> **Work to complete**: Reproduce the listing below verbatim, line for line, omitting the picture placeholders.

> **Stored data**:
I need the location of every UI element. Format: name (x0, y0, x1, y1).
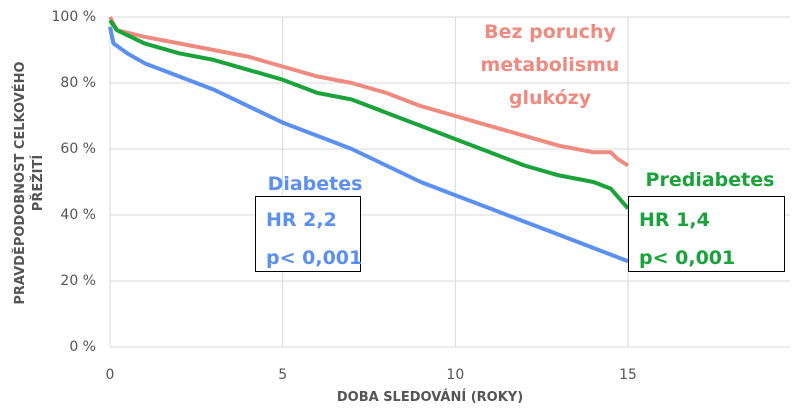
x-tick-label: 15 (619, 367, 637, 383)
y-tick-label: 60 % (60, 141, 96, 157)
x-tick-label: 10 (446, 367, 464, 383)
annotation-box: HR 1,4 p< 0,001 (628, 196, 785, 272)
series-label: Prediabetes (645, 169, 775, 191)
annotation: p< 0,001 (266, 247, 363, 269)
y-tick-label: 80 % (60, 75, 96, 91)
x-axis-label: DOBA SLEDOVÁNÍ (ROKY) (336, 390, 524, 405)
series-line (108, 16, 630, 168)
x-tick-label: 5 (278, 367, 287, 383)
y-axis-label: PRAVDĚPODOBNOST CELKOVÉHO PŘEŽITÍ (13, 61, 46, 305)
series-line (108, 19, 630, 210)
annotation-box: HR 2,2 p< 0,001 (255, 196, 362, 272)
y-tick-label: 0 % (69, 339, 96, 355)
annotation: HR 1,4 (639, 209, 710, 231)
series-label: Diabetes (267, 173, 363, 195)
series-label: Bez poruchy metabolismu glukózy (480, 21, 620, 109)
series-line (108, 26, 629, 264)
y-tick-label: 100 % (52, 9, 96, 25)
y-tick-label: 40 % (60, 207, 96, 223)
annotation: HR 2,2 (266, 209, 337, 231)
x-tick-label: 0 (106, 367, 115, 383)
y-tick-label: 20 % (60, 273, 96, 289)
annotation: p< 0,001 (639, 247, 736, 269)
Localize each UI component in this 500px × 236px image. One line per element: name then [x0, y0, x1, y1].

> **Correct answer**:
I need the location of every UI element. Format: name (x0, y0, x1, y1).
x-tick-label: 15 (619, 367, 637, 383)
y-tick-label: 60 % (60, 141, 96, 157)
x-tick-label: 10 (446, 367, 464, 383)
annotation-box: HR 1,4 p< 0,001 (628, 196, 785, 272)
series-label: Prediabetes (645, 169, 775, 191)
annotation: p< 0,001 (266, 247, 363, 269)
y-tick-label: 80 % (60, 75, 96, 91)
x-axis-label: DOBA SLEDOVÁNÍ (ROKY) (336, 390, 524, 405)
series-line (108, 16, 630, 168)
x-tick-label: 5 (278, 367, 287, 383)
y-axis-label: PRAVDĚPODOBNOST CELKOVÉHO PŘEŽITÍ (13, 61, 46, 305)
series-line (108, 19, 630, 210)
annotation-box: HR 2,2 p< 0,001 (255, 196, 362, 272)
y-tick-label: 0 % (69, 339, 96, 355)
annotation: HR 1,4 (639, 209, 710, 231)
series-label: Diabetes (267, 173, 363, 195)
series-label: Bez poruchy metabolismu glukózy (480, 21, 620, 109)
series-line (108, 26, 629, 264)
y-tick-label: 100 % (52, 9, 96, 25)
y-tick-label: 40 % (60, 207, 96, 223)
annotation: HR 2,2 (266, 209, 337, 231)
x-tick-label: 0 (106, 367, 115, 383)
y-tick-label: 20 % (60, 273, 96, 289)
annotation: p< 0,001 (639, 247, 736, 269)
Localize each UI component in this 500px × 236px image. One line per element: name then [x0, y0, x1, y1].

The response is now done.